- **Página**
Enquanto projeção da liberdade de manifestação de pensamento, a liberdade de manifestação de pensamento abarca outros que lhes são correlatos, tais como os direitos à crítica e à opinião. Por não possuir caráter absoluto, a liberdade de manifestação de pensamento encontra limitação nos direitos fundamentais, na dignidade da pessoa humana bem como nos direitos da personalidade, notadamente, à imagem e à honra das pessoas sobre as quais se expressa, havendo notórios limites éticos ao seu exercício, sob pena de responsabilização civil. 

Configura-se abuso do direito de manifestação direcionada que atribui predicados negativos atentatórios à dignidade da pessoa humana, aos direitos fundamentais e aos direitos da personalidade, especialmente a honra e a imagem, extrapolando os limites éticos à crítica, extrapolando limites aceitáveis, sem a observância dos deveres de veracidade, de cuidado e de compromisso com a veracidade dos fatos e o Direito.

Dúvidas não restam, assim, quanto à legitimidade da postulação por danos morais quando extrapolados os limites ético-jurídicos ao exercício da liberdade de expressão, não se admitindo que sirva de salvaguarda de práticas criminosas ou ilícitos civis.

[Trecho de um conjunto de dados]
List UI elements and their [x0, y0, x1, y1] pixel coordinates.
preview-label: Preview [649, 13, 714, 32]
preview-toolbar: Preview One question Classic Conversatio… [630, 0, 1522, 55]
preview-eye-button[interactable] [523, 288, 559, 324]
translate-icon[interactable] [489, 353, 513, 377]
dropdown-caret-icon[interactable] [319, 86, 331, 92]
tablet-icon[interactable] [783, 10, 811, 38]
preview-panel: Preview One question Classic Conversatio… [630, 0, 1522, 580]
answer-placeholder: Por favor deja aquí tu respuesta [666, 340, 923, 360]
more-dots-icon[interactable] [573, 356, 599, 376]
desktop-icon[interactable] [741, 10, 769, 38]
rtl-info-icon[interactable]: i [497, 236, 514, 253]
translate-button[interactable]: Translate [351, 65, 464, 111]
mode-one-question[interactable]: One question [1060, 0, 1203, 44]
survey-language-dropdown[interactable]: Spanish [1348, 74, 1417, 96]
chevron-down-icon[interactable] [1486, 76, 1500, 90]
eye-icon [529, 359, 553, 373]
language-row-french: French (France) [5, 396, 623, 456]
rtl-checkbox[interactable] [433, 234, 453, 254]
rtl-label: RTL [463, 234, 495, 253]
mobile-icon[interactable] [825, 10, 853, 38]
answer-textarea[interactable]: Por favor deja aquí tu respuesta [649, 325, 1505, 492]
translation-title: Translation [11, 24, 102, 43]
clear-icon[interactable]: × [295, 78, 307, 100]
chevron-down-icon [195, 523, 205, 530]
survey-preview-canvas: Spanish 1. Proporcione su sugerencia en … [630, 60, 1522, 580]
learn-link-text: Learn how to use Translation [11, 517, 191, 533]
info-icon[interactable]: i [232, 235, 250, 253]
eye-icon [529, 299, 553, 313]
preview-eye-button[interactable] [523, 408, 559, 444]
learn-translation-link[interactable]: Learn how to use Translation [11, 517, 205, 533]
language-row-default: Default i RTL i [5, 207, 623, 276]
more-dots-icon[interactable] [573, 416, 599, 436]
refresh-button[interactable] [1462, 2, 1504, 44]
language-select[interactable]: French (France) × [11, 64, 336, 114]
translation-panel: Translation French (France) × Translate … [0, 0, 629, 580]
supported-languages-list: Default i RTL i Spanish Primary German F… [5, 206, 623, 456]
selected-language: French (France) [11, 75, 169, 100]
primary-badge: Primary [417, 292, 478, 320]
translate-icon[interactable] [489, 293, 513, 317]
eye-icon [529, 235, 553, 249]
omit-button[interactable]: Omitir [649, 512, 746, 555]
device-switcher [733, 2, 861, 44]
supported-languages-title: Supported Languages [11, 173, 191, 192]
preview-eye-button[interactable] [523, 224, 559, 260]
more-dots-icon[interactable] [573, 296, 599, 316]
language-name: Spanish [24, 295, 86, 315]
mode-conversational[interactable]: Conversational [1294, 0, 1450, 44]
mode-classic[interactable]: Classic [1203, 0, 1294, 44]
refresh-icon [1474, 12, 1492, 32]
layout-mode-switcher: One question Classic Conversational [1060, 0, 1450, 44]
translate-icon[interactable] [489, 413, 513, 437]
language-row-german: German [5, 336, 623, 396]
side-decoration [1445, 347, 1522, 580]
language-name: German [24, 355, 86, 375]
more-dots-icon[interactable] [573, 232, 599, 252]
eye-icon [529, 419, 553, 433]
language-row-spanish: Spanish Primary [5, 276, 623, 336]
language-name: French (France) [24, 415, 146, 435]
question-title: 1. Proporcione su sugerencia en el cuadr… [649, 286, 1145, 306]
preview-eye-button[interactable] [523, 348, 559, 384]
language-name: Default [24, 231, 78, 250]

- **Tarefas**
**a.** Responda com base no texto sobre liberdade de expressão:
(i) Além dos direitos fundamentais e da dignidade da pessoa humana, em que direitos a liberdade de manifestação de pensamento encontra limitação, e quais deles são destacados?
(ii) Quais deveres não são observados na manifestação que configura abuso do direito?
(iii) Que indenização pode ser pedida de forma legítima quando se ultrapassam os limites ético-jurídicos da liberdade de expressão?
**b.** Copie do texto sobre liberdade de expressão, sem nenhuma alteração, o trecho que começa em "Dúvidas não restam, assim, quanto" e termina em "ou ilícitos civis.".
A listagem não tem relação com o texto sobre liberdade de expressão.

- **Respostas resolvidas**
**a.**
(i) Nos direitos da personalidade, notadamente à imagem e à honra das pessoas sobre as quais se expressa.
(ii) Os deveres de veracidade, de cuidado e de compromisso com a veracidade dos fatos e o Direito.
(iii) Indenização por danos morais.

**b.**
Dúvidas não restam, assim, quanto à legitimidade da postulação por danos morais quando extrapolados os limites ético-jurídicos ao exercício da liberdade de expressão, não se admitindo que sirva de salvaguarda de práticas criminosas ou ilícitos civis.